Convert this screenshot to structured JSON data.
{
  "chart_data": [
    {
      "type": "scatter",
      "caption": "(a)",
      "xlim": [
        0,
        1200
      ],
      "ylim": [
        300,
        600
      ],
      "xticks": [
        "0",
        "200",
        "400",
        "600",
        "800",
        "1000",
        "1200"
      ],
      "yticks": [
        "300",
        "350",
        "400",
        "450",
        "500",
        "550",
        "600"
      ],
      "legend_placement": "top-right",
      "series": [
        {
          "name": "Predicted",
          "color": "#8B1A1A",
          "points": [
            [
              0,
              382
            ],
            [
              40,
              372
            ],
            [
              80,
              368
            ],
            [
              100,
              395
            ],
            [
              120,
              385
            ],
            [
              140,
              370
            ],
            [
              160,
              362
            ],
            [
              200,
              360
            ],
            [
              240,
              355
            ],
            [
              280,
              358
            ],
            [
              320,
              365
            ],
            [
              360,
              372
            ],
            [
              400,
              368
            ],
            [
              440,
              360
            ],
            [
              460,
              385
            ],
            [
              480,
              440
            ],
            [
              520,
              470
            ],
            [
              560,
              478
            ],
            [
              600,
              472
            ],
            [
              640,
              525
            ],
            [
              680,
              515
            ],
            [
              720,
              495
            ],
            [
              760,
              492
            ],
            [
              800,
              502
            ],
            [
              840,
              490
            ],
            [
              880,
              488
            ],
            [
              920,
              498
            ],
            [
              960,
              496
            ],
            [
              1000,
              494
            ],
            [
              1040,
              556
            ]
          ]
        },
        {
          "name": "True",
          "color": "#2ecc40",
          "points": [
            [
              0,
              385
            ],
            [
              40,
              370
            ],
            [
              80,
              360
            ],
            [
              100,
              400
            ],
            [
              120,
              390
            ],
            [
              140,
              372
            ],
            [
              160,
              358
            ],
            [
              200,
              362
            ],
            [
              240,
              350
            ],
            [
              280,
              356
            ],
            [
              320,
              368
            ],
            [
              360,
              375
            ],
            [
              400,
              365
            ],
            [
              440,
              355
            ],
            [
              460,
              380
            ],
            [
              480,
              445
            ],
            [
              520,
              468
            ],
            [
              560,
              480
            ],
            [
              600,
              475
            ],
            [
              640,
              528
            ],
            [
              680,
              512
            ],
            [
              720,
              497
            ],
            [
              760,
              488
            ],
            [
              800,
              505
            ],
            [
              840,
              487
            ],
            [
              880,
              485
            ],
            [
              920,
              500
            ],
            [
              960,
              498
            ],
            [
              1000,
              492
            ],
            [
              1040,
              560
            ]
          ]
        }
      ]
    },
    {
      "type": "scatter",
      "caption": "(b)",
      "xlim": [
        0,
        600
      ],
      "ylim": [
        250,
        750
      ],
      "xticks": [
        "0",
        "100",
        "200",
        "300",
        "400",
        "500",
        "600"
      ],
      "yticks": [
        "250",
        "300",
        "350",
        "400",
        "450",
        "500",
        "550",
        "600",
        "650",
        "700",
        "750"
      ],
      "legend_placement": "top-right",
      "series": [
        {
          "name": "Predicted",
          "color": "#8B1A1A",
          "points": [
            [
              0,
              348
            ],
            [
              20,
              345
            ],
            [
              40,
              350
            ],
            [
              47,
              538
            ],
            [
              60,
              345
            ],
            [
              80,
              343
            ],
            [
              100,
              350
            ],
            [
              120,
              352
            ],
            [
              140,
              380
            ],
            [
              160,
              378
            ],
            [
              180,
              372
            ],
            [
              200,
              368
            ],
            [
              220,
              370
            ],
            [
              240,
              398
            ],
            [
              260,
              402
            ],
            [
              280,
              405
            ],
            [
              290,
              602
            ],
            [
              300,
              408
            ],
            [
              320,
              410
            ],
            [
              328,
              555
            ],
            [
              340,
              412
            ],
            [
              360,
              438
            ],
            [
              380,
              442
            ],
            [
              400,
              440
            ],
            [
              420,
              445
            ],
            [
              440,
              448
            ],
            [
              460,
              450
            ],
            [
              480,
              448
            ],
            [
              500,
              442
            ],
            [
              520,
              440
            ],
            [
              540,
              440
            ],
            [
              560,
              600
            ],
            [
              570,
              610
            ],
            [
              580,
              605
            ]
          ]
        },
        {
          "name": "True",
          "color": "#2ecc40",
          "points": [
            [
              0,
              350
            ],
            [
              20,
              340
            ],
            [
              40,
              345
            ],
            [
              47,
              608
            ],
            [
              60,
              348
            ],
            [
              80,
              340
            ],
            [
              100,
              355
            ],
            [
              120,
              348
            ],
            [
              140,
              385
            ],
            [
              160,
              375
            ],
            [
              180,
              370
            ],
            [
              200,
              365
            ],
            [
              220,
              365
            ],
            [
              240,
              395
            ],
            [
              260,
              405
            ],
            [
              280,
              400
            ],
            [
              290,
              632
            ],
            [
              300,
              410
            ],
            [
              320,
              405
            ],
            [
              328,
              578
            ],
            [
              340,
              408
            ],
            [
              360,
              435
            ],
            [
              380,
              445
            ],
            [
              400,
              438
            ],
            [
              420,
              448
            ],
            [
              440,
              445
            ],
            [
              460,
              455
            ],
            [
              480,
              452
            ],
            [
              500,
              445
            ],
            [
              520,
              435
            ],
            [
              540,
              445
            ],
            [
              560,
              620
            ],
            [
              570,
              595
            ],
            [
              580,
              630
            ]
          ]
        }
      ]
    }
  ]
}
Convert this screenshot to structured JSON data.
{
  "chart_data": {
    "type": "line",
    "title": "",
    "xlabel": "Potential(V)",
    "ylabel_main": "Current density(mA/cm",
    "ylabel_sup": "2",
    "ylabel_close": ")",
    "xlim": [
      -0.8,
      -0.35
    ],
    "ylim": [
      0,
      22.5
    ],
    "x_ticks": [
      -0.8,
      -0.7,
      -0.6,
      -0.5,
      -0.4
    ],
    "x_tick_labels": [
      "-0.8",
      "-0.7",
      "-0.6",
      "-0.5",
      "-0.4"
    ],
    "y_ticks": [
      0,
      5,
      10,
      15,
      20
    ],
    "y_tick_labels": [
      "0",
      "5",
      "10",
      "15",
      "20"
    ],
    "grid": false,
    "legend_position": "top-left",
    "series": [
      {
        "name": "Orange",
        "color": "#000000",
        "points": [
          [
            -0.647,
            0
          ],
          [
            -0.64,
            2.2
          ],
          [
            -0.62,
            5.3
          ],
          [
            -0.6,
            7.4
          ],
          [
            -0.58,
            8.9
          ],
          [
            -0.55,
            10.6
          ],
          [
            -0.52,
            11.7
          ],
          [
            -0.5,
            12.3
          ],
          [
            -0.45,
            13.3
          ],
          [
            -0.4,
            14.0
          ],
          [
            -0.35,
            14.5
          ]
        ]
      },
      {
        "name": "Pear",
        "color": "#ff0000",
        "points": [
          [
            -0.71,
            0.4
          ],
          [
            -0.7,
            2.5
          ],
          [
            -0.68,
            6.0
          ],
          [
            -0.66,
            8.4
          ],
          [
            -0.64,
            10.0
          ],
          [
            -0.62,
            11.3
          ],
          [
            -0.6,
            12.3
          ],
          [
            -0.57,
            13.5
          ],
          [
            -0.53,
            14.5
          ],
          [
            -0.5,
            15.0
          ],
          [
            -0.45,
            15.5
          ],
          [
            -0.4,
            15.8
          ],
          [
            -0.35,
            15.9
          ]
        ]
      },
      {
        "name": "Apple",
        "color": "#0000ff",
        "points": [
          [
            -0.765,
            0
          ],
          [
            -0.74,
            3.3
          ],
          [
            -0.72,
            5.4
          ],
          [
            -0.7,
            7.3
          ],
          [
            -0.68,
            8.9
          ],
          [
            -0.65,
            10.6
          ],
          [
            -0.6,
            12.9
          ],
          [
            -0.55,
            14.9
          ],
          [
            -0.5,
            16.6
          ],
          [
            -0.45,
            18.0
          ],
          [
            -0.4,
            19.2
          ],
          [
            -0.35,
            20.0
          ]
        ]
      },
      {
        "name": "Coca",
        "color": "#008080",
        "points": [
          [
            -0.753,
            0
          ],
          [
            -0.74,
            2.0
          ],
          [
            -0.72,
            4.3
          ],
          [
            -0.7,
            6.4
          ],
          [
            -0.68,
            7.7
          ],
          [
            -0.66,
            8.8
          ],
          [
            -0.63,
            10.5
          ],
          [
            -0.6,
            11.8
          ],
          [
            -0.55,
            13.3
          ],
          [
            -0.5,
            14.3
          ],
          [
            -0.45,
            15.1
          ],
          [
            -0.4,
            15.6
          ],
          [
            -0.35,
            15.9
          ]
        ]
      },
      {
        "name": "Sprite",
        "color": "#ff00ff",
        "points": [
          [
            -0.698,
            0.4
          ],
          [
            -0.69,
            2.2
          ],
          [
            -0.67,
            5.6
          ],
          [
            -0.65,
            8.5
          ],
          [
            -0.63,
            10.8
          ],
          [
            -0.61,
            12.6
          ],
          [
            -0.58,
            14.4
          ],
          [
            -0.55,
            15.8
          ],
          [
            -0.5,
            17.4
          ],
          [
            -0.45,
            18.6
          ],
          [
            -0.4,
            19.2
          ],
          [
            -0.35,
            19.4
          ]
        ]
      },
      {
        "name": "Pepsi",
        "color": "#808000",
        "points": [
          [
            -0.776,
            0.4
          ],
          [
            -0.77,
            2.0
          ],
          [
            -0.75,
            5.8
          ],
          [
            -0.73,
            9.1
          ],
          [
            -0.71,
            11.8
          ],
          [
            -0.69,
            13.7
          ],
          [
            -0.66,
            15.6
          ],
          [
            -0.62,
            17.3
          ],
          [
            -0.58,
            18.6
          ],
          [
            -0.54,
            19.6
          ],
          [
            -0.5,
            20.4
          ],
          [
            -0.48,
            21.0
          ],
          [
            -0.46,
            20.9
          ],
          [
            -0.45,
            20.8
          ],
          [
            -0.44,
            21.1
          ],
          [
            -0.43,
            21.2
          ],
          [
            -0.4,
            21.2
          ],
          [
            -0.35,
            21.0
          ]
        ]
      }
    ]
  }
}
* * *
» OBJECTIVE
Pull every line containing the word "name" out of the material.

» EXERCISE ANSWER
          "name": "Predicted",
          "name": "True",
          "name": "Predicted",
          "name": "True",
        "name": "Orange",
        "name": "Pear",
        "name": "Apple",
        "name": "Coca",
        "name": "Sprite",
        "name": "Pepsi",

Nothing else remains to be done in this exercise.